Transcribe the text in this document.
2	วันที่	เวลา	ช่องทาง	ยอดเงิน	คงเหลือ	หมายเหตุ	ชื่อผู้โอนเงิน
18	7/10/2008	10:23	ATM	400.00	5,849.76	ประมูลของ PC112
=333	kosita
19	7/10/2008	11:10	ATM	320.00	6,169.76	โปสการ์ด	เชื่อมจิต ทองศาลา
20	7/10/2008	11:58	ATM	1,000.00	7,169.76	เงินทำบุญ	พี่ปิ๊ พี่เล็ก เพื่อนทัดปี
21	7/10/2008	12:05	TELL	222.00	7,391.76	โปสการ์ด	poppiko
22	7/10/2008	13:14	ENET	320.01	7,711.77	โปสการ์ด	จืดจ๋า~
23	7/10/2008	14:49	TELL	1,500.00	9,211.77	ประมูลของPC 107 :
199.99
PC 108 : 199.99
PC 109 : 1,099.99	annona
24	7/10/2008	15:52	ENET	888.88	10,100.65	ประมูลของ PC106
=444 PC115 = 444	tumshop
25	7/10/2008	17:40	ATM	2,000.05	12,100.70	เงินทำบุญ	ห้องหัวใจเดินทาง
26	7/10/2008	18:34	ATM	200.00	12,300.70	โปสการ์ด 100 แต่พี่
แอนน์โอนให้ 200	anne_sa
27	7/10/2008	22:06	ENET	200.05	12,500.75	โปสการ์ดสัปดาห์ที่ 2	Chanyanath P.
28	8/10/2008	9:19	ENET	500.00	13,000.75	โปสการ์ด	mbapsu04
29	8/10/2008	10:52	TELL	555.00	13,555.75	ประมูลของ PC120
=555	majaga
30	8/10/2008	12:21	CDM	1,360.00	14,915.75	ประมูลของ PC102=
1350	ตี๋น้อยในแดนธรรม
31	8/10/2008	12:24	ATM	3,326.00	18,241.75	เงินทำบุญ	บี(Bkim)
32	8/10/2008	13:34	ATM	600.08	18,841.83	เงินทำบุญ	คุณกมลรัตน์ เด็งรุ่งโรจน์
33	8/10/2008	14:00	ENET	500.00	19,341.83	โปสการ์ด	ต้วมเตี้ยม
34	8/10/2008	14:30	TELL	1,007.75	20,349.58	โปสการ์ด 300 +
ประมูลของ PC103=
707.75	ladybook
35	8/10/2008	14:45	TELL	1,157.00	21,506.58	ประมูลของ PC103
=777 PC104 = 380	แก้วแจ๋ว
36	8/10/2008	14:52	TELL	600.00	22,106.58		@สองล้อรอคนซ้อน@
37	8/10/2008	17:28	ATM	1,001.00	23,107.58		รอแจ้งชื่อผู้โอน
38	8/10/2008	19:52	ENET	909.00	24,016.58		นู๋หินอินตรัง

++++

Please set down each line of the records exactly as given.

Transcribe the text in this document.
2	วันที่	เวลา	ช่องทาง	ยอดเงิน	คงเหลือ	หมายเหตุ	ชื่อผู้โอนเงิน
18	7/10/2008	10:23	ATM	400.00	5,849.76	ประมูลของ PC112
=333	kosita
19	7/10/2008	11:10	ATM	320.00	6,169.76	โปสการ์ด	เชื่อมจิต ทองศาลา
20	7/10/2008	11:58	ATM	1,000.00	7,169.76	เงินทำบุญ	พี่ปิ๊ พี่เล็ก เพื่อนทัดปี
21	7/10/2008	12:05	TELL	222.00	7,391.76	โปสการ์ด	poppiko
22	7/10/2008	13:14	ENET	320.01	7,711.77	โปสการ์ด	จืดจ๋า~
23	7/10/2008	14:49	TELL	1,500.00	9,211.77	ประมูลของPC 107 :
199.99
PC 108 : 199.99
PC 109 : 1,099.99	annona
24	7/10/2008	15:52	ENET	888.88	10,100.65	ประมูลของ PC106
=444 PC115 = 444	tumshop
25	7/10/2008	17:40	ATM	2,000.05	12,100.70	เงินทำบุญ	ห้องหัวใจเดินทาง
26	7/10/2008	18:34	ATM	200.00	12,300.70	โปสการ์ด 100 แต่พี่
แอนน์โอนให้ 200	anne_sa
27	7/10/2008	22:06	ENET	200.05	12,500.75	โปสการ์ดสัปดาห์ที่ 2	Chanyanath P.
28	8/10/2008	9:19	ENET	500.00	13,000.75	โปสการ์ด	mbapsu04
29	8/10/2008	10:52	TELL	555.00	13,555.75	ประมูลของ PC120
=555	majaga
30	8/10/2008	12:21	CDM	1,360.00	14,915.75	ประมูลของ PC102=
1350	ตี๋น้อยในแดนธรรม
31	8/10/2008	12:24	ATM	3,326.00	18,241.75	เงินทำบุญ	บี(Bkim)
32	8/10/2008	13:34	ATM	600.08	18,841.83	เงินทำบุญ	คุณกมลรัตน์ เด็งรุ่งโรจน์
33	8/10/2008	14:00	ENET	500.00	19,341.83	โปสการ์ด	ต้วมเตี้ยม
34	8/10/2008	14:30	TELL	1,007.75	20,349.58	โปสการ์ด 300 +
ประมูลของ PC103=
707.75	ladybook
35	8/10/2008	14:45	TELL	1,157.00	21,506.58	ประมูลของ PC103
=777 PC104 = 380	แก้วแจ๋ว
36	8/10/2008	14:52	TELL	600.00	22,106.58		@สองล้อรอคนซ้อน@
37	8/10/2008	17:28	ATM	1,001.00	23,107.58		รอแจ้งชื่อผู้โอน
38	8/10/2008	19:52	ENET	909.00	24,016.58		นู๋หินอินตรัง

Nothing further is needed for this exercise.